**PROBLEM TO SOLVE**
Take the data that follows and retype it word for word.

(Part of a data file)
# # #

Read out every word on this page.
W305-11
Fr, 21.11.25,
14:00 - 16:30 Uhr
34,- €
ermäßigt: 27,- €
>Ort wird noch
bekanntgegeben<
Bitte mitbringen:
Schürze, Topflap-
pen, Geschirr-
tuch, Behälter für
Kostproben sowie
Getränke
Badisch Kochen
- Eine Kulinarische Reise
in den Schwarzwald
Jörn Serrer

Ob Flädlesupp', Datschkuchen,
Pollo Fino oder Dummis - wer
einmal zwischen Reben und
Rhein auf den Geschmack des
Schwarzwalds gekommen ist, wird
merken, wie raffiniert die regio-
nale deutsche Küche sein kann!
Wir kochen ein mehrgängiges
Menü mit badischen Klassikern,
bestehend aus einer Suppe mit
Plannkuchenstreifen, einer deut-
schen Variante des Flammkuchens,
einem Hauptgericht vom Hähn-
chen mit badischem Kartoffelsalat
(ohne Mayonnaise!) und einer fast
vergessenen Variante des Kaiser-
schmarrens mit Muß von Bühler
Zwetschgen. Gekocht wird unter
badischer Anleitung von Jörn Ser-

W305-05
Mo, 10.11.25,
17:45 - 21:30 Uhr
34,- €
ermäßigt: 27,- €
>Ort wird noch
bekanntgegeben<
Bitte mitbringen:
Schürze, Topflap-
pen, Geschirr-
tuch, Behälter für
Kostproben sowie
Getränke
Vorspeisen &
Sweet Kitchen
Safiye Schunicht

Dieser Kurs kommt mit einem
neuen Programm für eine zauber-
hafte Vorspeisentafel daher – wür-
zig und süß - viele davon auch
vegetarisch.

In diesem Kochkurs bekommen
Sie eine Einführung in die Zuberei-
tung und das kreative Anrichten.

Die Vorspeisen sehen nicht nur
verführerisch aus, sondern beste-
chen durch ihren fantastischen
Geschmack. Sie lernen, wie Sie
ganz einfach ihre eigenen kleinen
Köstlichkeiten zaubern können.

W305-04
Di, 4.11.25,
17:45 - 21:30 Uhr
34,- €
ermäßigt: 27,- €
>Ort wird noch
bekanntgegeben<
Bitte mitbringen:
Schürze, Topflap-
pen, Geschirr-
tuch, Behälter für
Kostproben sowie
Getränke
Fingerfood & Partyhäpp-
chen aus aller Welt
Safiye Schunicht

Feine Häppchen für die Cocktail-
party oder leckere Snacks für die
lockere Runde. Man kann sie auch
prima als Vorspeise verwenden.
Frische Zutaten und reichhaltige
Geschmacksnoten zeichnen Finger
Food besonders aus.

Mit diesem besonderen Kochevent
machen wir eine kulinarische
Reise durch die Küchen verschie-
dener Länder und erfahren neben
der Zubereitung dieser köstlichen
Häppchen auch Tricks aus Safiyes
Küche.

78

# # #

**THE ANSWER**
Read out every word on this page.
W305-11
Fr, 21.11.25,
14:00 - 16:30 Uhr
34,- €
ermäßigt: 27,- €
>Ort wird noch
bekanntgegeben<
Bitte mitbringen:
Schürze, Topflap-
pen, Geschirr-
tuch, Behälter für
Kostproben sowie
Getränke
Badisch Kochen
- Eine Kulinarische Reise
in den Schwarzwald
Jörn Serrer

Ob Flädlesupp', Datschkuchen,
Pollo Fino oder Dummis - wer
einmal zwischen Reben und
Rhein auf den Geschmack des
Schwarzwalds gekommen ist, wird
merken, wie raffiniert die regio-
nale deutsche Küche sein kann!
Wir kochen ein mehrgängiges
Menü mit badischen Klassikern,
bestehend aus einer Suppe mit
Plannkuchenstreifen, einer deut-
schen Variante des Flammkuchens,
einem Hauptgericht vom Hähn-
chen mit badischem Kartoffelsalat
(ohne Mayonnaise!) und einer fast
vergessenen Variante des Kaiser-
schmarrens mit Muß von Bühler
Zwetschgen. Gekocht wird unter
badischer Anleitung von Jörn Ser-

W305-05
Mo, 10.11.25,
17:45 - 21:30 Uhr
34,- €
ermäßigt: 27,- €
>Ort wird noch
bekanntgegeben<
Bitte mitbringen:
Schürze, Topflap-
pen, Geschirr-
tuch, Behälter für
Kostproben sowie
Getränke
Vorspeisen &
Sweet Kitchen
Safiye Schunicht

Dieser Kurs kommt mit einem
neuen Programm für eine zauber-
hafte Vorspeisentafel daher – wür-
zig und süß - viele davon auch
vegetarisch.

In diesem Kochkurs bekommen
Sie eine Einführung in die Zuberei-
tung und das kreative Anrichten.

Die Vorspeisen sehen nicht nur
verführerisch aus, sondern beste-
chen durch ihren fantastischen
Geschmack. Sie lernen, wie Sie
ganz einfach ihre eigenen kleinen
Köstlichkeiten zaubern können.

W305-04
Di, 4.11.25,
17:45 - 21:30 Uhr
34,- €
ermäßigt: 27,- €
>Ort wird noch
bekanntgegeben<
Bitte mitbringen:
Schürze, Topflap-
pen, Geschirr-
tuch, Behälter für
Kostproben sowie
Getränke
Fingerfood & Partyhäpp-
chen aus aller Welt
Safiye Schunicht

Feine Häppchen für die Cocktail-
party oder leckere Snacks für die
lockere Runde. Man kann sie auch
prima als Vorspeise verwenden.
Frische Zutaten und reichhaltige
Geschmacksnoten zeichnen Finger
Food besonders aus.

Mit diesem besonderen Kochevent
machen wir eine kulinarische
Reise durch die Küchen verschie-
dener Länder und erfahren neben
der Zubereitung dieser köstlichen
Häppchen auch Tricks aus Safiyes
Küche.

78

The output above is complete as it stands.